[PROVIDED RECORDS]
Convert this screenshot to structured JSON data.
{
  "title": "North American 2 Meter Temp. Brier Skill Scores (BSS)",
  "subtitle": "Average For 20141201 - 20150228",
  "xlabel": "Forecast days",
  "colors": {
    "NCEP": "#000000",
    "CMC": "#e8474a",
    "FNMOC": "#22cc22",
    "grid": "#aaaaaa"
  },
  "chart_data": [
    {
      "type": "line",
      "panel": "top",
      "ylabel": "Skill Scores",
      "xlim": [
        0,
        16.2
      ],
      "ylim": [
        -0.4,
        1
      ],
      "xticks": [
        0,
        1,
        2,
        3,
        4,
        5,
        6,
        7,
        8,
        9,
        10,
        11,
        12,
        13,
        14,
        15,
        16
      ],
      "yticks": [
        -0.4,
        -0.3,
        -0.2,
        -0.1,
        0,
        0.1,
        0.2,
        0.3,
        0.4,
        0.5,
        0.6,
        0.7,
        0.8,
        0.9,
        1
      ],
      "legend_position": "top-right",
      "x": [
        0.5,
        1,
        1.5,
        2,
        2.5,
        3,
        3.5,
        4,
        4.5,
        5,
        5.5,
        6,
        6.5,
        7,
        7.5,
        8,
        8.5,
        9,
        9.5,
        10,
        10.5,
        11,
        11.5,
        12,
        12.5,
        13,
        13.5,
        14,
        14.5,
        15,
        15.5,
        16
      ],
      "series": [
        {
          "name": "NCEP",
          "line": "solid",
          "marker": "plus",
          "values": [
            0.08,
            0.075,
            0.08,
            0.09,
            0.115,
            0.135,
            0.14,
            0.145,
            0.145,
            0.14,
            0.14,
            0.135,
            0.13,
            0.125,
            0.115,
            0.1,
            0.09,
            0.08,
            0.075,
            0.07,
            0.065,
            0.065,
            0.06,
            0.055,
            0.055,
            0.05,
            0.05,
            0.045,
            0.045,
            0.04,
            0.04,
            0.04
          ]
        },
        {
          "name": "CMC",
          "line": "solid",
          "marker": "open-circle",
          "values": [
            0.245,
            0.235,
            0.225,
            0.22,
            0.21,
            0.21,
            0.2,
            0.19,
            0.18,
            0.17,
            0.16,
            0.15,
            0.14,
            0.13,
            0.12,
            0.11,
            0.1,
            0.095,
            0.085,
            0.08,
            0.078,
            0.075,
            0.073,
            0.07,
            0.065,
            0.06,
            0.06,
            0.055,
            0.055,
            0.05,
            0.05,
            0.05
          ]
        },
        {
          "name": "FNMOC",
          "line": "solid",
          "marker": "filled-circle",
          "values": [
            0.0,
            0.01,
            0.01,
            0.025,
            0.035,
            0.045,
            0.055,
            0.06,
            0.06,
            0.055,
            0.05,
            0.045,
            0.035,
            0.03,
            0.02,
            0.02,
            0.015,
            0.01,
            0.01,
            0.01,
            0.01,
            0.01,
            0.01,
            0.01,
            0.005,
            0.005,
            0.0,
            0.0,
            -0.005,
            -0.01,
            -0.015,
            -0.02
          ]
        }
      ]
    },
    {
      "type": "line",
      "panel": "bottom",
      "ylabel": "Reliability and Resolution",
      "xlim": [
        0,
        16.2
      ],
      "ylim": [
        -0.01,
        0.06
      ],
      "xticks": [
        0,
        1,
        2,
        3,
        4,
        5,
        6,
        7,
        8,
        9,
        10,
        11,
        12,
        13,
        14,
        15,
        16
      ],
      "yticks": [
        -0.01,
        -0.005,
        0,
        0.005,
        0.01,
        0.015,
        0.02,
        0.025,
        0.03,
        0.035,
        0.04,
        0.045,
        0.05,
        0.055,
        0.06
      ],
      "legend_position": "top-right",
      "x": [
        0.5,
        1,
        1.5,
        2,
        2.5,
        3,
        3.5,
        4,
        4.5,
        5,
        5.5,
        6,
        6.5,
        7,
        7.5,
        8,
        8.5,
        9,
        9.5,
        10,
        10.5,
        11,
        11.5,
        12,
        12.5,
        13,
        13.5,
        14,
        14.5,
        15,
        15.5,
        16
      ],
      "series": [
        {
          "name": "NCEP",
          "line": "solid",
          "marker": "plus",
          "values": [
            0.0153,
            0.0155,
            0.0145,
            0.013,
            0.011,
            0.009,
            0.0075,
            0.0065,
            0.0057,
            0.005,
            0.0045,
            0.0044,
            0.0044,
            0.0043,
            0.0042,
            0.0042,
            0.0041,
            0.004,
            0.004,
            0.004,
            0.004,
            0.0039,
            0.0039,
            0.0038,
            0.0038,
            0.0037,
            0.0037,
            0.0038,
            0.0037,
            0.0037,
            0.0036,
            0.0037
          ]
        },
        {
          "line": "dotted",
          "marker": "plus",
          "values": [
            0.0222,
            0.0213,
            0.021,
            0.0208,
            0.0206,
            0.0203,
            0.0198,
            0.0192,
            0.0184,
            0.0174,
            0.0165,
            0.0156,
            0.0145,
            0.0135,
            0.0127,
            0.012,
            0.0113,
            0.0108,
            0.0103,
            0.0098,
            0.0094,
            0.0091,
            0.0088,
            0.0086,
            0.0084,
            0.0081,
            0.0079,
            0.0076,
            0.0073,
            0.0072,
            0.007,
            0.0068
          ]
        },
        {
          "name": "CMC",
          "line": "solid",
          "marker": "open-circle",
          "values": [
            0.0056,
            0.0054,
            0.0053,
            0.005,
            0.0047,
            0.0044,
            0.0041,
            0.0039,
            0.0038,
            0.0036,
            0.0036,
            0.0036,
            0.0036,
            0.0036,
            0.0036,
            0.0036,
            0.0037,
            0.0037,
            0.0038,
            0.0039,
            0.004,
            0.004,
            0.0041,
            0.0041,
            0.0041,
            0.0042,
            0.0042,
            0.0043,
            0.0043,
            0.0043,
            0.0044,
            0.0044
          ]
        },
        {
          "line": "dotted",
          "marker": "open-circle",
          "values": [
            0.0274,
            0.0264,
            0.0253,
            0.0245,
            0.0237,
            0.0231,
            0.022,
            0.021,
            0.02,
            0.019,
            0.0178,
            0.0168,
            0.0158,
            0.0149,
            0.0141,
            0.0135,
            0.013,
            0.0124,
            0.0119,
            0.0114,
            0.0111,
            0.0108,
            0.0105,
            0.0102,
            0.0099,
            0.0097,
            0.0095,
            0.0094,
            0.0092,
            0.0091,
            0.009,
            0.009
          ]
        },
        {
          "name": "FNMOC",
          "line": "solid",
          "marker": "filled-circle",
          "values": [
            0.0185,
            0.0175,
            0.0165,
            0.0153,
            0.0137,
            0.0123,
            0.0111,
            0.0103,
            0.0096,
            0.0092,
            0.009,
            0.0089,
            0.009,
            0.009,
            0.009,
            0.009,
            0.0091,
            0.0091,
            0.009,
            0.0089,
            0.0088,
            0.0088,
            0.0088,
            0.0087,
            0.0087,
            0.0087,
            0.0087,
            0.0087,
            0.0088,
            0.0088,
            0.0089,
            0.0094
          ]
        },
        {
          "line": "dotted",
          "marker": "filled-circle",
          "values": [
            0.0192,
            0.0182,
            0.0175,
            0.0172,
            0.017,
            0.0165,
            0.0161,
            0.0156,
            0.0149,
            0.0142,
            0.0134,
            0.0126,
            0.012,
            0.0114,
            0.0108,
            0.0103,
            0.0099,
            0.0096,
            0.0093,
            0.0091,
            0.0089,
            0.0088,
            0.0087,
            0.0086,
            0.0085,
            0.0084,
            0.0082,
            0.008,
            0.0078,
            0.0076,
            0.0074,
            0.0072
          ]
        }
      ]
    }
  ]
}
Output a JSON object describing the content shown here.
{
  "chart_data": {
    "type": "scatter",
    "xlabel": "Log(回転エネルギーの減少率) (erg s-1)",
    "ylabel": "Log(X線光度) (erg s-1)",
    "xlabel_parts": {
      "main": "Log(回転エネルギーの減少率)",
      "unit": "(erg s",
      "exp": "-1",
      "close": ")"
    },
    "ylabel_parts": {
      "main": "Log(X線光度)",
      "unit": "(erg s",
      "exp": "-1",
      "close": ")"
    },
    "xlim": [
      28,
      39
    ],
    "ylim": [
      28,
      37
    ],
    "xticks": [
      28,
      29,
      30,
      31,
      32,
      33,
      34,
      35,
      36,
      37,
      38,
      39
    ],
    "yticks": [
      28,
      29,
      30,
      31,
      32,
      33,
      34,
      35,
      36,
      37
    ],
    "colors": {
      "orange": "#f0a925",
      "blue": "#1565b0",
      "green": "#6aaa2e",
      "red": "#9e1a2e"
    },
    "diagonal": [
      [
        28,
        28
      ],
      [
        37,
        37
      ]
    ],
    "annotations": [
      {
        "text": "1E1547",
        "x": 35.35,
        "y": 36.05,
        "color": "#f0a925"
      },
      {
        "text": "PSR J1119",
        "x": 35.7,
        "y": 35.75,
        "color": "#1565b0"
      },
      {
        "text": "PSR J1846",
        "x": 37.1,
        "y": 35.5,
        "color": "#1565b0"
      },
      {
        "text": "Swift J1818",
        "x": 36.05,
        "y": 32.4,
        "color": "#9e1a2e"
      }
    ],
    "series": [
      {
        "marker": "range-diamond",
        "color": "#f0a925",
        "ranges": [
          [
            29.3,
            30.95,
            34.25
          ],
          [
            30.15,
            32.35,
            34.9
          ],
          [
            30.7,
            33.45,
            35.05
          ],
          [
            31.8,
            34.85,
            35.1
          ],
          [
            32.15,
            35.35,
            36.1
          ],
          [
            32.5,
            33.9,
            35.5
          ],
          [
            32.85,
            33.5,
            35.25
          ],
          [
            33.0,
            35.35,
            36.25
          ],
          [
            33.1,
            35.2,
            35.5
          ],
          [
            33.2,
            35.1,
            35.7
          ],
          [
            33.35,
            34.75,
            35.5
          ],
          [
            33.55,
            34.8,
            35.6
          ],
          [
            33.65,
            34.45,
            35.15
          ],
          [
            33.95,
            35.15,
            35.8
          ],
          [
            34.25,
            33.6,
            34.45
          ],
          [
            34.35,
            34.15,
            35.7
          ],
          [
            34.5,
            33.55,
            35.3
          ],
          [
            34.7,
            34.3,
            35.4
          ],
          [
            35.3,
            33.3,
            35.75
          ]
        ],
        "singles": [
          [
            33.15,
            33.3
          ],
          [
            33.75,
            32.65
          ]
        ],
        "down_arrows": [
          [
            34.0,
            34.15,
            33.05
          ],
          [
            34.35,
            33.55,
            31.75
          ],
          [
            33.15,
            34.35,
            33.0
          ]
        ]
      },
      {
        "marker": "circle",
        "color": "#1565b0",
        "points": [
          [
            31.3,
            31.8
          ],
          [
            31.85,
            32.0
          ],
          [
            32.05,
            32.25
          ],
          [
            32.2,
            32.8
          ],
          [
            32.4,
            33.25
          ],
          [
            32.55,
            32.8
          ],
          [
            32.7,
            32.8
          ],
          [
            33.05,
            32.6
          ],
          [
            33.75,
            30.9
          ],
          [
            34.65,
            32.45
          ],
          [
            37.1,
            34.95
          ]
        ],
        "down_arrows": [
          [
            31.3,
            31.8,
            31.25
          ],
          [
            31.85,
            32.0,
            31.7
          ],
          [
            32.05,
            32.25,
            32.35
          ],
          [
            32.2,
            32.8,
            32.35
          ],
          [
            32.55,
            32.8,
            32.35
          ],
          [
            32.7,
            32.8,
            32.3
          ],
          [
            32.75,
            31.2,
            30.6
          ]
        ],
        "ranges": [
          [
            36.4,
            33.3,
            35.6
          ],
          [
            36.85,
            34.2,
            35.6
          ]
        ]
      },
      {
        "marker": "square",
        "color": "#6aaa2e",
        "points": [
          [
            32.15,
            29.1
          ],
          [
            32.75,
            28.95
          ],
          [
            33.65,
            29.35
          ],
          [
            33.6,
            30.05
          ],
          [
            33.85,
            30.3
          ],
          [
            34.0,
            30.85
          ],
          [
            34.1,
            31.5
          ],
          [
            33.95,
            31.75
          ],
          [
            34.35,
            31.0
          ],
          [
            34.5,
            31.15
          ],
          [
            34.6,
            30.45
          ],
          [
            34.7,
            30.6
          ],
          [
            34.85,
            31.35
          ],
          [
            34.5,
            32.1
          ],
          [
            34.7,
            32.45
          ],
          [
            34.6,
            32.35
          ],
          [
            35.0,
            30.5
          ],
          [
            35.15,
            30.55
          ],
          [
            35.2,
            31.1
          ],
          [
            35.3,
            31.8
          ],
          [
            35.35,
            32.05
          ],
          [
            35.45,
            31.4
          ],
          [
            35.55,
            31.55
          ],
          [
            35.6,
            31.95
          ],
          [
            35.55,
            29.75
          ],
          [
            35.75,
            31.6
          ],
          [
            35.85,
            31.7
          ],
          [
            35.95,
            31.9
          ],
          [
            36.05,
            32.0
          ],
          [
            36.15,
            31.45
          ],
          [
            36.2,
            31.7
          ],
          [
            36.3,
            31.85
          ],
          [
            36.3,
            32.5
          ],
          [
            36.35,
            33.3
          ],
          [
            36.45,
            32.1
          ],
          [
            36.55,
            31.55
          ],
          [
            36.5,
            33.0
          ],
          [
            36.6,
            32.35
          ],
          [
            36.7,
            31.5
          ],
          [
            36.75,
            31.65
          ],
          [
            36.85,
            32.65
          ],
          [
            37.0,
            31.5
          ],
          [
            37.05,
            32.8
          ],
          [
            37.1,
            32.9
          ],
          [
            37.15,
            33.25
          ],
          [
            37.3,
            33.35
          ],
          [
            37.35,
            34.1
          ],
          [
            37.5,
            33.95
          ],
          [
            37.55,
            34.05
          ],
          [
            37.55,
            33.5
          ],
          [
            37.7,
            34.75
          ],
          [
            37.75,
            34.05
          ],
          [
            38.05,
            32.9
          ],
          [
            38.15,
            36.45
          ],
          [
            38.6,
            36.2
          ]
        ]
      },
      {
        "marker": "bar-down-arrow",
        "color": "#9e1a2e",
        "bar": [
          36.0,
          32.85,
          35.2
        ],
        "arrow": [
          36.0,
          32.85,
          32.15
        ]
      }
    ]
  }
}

[TO BE DONE]
Give only the number of lines in the records that include the word "Skill".

[TASK SOLUTION]
2